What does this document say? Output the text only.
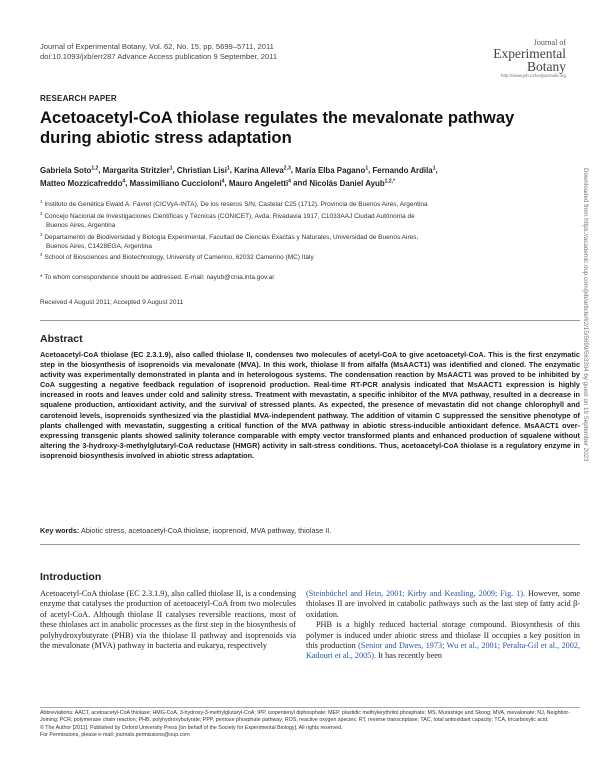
Journal of Experimental Botany, Vol. 62, No. 15, pp. 5699–5711, 2011
doi:10.1093/jxb/err287 Advance Access publication 9 September, 2011
Journal of
Experimental
Botany
http://www.jxb.oxfordjournals.org
RESEARCH PAPER
Acetoacetyl-CoA thiolase regulates the mevalonate pathway
during abiotic stress adaptation
Gabriela Soto$^{1,2}$, Margarita Stritzler$^1$, Christian Lisi$^1$, Karina Alleva$^{2,3}$, María Elba Pagano$^1$, Fernando Ardila$^1$,
Matteo Mozzicafreddo$^4$, Massimiliano Cuccioloni$^4$, Mauro Angeletti$^4$ and Nicolás Daniel Ayub$^{1,2,*}$
$^1$ Instituto de Genética Ewald A. Favret (CICVyA-INTA), De los reseros S/N, Castelar C25 (1712), Provincia de Buenos Aires, Argentina
$^2$ Concejo Nacional de Investigaciones Científicas y Técnicas (CONICET), Avda. Rivadavia 1917, C1033AAJ Ciudad Autónoma de
Buenos Aires, Argentina
$^3$ Departamento de Biodiversidad y Biología Experimental, Facultad de Ciencias Exactas y Naturales, Universidad de Buenos Aires,
Buenos Aires, C1428EGA, Argentina
$^4$ School of Biosciences and Biotechnology, University of Camerino, 62032 Camerino (MC) Italy
* To whom correspondence should be addressed. E-mail: nayub@cnia.inta.gov.ar
Received 4 August 2011; Accepted 9 August 2011
Abstract
Acetoacetyl-CoA thiolase (EC 2.3.1.9), also called thiolase II, condenses two molecules of acetyl-CoA to give acetoacetyl-CoA. This is the first enzymatic step in the biosynthesis of isoprenoids via mevalonate (MVA). In this work, thiolase II from alfalfa (MsAACT1) was identified and cloned. The enzymatic activity was experimentally demonstrated in planta and in heterologous systems. The condensation reaction by MsAACT1 was proved to be inhibited by CoA suggesting a negative feedback regulation of isoprenoid production. Real-time RT-PCR analysis indicated that MsAACT1 expression is highly increased in roots and leaves under cold and salinity stress. Treatment with mevastatin, a specific inhibitor of the MVA pathway, resulted in a decrease in squalene production, antioxidant activity, and the survival of stressed plants. As expected, the presence of mevastatin did not change chlorophyll and carotenoid levels, isoprenoids synthesized via the plastidial MVA-independent pathway. The addition of vitamin C suppressed the sensitive phenotype of plants challenged with mevastatin, suggesting a critical function of the MVA pathway in abiotic stress-inducible antioxidant defence. MsAACT1 over-expressing transgenic plants showed salinity tolerance comparable with empty vector transformed plants and enhanced production of squalene without altering the 3-hydroxy-3-methylglutaryl-CoA reductase (HMGR) activity in salt-stress conditions. Thus, acetoacetyl-CoA thiolase is a regulatory enzyme in isoprenoid biosynthesis involved in abiotic stress adaptation.
Key words: Abiotic stress, acetoacetyl-CoA thiolase, isoprenoid, MVA pathway, thiolase II.
Introduction
Acetoacetyl-CoA thiolase (EC 2.3.1.9), also called thiolase II, is a condensing enzyme that catalyses the production of acetoacetyl-CoA from two molecules of acetyl-CoA. Although thiolase II catalyses reversible reactions, most of these thiolases act in anabolic processes as the first step in the biosynthesis of polyhydroxybutyrate (PHB) via the thiolase II pathway and isoprenoids via the mevalonate (MVA) pathway in bacteria and eukarya, respectively
(Steinbüchel and Hein, 2001; Kirby and Keasling, 2009; Fig. 1). However, some thiolases II are involved in catabolic pathways such as the last step of fatty acid β-oxidation.
PHB is a highly reduced bacterial storage compound. Biosynthesis of this polymer is induced under abiotic stress and thiolase II occupies a key position in this production (Senior and Dawes, 1973; Wu et al., 2001; Peralta-Gil et al., 2002, Kadouri et al., 2005). It has recently been
Abbreviations: AACT, acetoacetyl-CoA thiolase; HMG-CoA, 3-hydroxy-3-methylglutaryl-CoA; IPP, isopentenyl diphosphate; MEP, plastidic methylerythritol phosphate; MS, Murashige and Skoog; MVA, mevalonate; NJ, Neighbor-Joining; PCR, polymerase chain reaction; PHB, polyhydroxybutyrate; PPP, pentose phosphate pathway; ROS, reactive oxygen species; RT, reverse transcriptase; TAC, total antioxidant capacity; TCA, tricarboxylic acid.
© The Author [2011]. Published by Oxford University Press [on behalf of the Society for Experimental Biology]. All rights reserved.
For Permissions, please e-mail: journals.permissions@oup.com
Downloaded from https://academic.oup.com/jxb/article/62/15/5699/563304 by guest on 19 September 2023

▶ _TASK REQUIREMENTS_: What is the number of lines in the data above that contain the word "acid"? Report the figure only.

▶ _FINAL ANSWER_: 2